What is needed:
Copy out every line in which the string "name" occurs.

※

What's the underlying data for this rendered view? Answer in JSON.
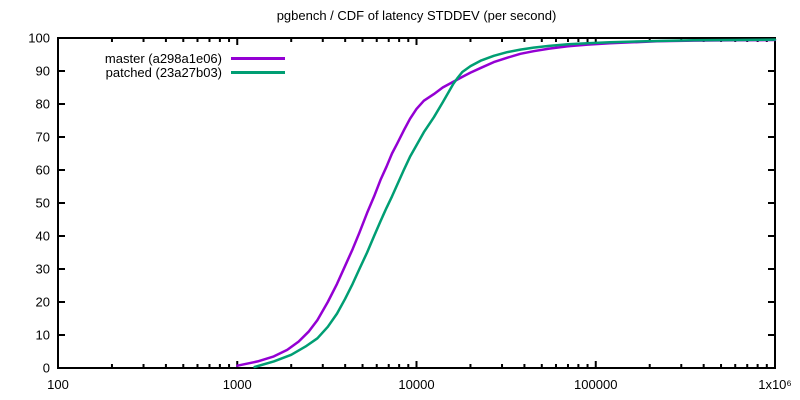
{
  "chart_data": {
    "type": "line",
    "title": "pgbench / CDF of latency STDDEV (per second)",
    "xlabel": "",
    "ylabel": "",
    "x_scale": "log",
    "xlim": [
      100,
      1000000
    ],
    "ylim": [
      0,
      100
    ],
    "grid": false,
    "legend_position": "top-left-inside",
    "x_major_ticks": [
      100,
      1000,
      10000,
      100000,
      1000000
    ],
    "x_tick_labels": [
      "100",
      "1000",
      "10000",
      "100000",
      "1x10⁶"
    ],
    "y_major_ticks": [
      0,
      10,
      20,
      30,
      40,
      50,
      60,
      70,
      80,
      90,
      100
    ],
    "y_tick_labels": [
      "0",
      "10",
      "20",
      "30",
      "40",
      "50",
      "60",
      "70",
      "80",
      "90",
      "100"
    ],
    "series": [
      {
        "name": "master (a298a1e06)",
        "color": "#9400d3",
        "points": [
          [
            1000,
            0.7
          ],
          [
            1300,
            2
          ],
          [
            1600,
            3.5
          ],
          [
            1900,
            5.5
          ],
          [
            2200,
            8
          ],
          [
            2500,
            11
          ],
          [
            2800,
            14.5
          ],
          [
            3200,
            20
          ],
          [
            3600,
            25.5
          ],
          [
            4000,
            31
          ],
          [
            4400,
            36
          ],
          [
            4800,
            41
          ],
          [
            5300,
            47
          ],
          [
            5800,
            52
          ],
          [
            6300,
            57
          ],
          [
            6800,
            61
          ],
          [
            7300,
            65
          ],
          [
            7800,
            68
          ],
          [
            8500,
            72
          ],
          [
            9200,
            75.5
          ],
          [
            10000,
            78.5
          ],
          [
            11000,
            81
          ],
          [
            12500,
            83
          ],
          [
            14000,
            85
          ],
          [
            16000,
            86.7
          ],
          [
            18000,
            88.2
          ],
          [
            20000,
            89.5
          ],
          [
            23000,
            91
          ],
          [
            27000,
            92.7
          ],
          [
            32000,
            94
          ],
          [
            38000,
            95.2
          ],
          [
            45000,
            96
          ],
          [
            55000,
            96.8
          ],
          [
            70000,
            97.5
          ],
          [
            90000,
            98
          ],
          [
            120000,
            98.4
          ],
          [
            160000,
            98.7
          ],
          [
            220000,
            99
          ],
          [
            350000,
            99.2
          ],
          [
            600000,
            99.3
          ],
          [
            1000000,
            99.4
          ]
        ]
      },
      {
        "name": "patched (23a27b03)",
        "color": "#009e73",
        "points": [
          [
            1250,
            0.3
          ],
          [
            1600,
            2
          ],
          [
            2000,
            4
          ],
          [
            2400,
            6.5
          ],
          [
            2800,
            9
          ],
          [
            3200,
            12.5
          ],
          [
            3600,
            16.5
          ],
          [
            4000,
            21
          ],
          [
            4400,
            25.5
          ],
          [
            4800,
            30
          ],
          [
            5300,
            35
          ],
          [
            5800,
            40
          ],
          [
            6300,
            44.5
          ],
          [
            6800,
            48.5
          ],
          [
            7300,
            52
          ],
          [
            7800,
            55.5
          ],
          [
            8500,
            60
          ],
          [
            9200,
            64
          ],
          [
            10000,
            67.5
          ],
          [
            11000,
            71.5
          ],
          [
            12500,
            76
          ],
          [
            14000,
            80.5
          ],
          [
            16000,
            86
          ],
          [
            17000,
            88
          ],
          [
            18000,
            89.7
          ],
          [
            20000,
            91.5
          ],
          [
            23000,
            93.2
          ],
          [
            27000,
            94.6
          ],
          [
            32000,
            95.7
          ],
          [
            38000,
            96.5
          ],
          [
            45000,
            97.1
          ],
          [
            55000,
            97.6
          ],
          [
            70000,
            98.1
          ],
          [
            90000,
            98.4
          ],
          [
            120000,
            98.7
          ],
          [
            160000,
            98.9
          ],
          [
            220000,
            99.1
          ],
          [
            350000,
            99.3
          ],
          [
            600000,
            99.4
          ],
          [
            1000000,
            99.5
          ]
        ]
      }
    ],
    "colors": {
      "background": "#ffffff",
      "axis": "#000000",
      "text": "#000000"
    }
  }
}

※

Answer for this exercise:
        "name": "master (a298a1e06)",
        "name": "patched (23a27b03)",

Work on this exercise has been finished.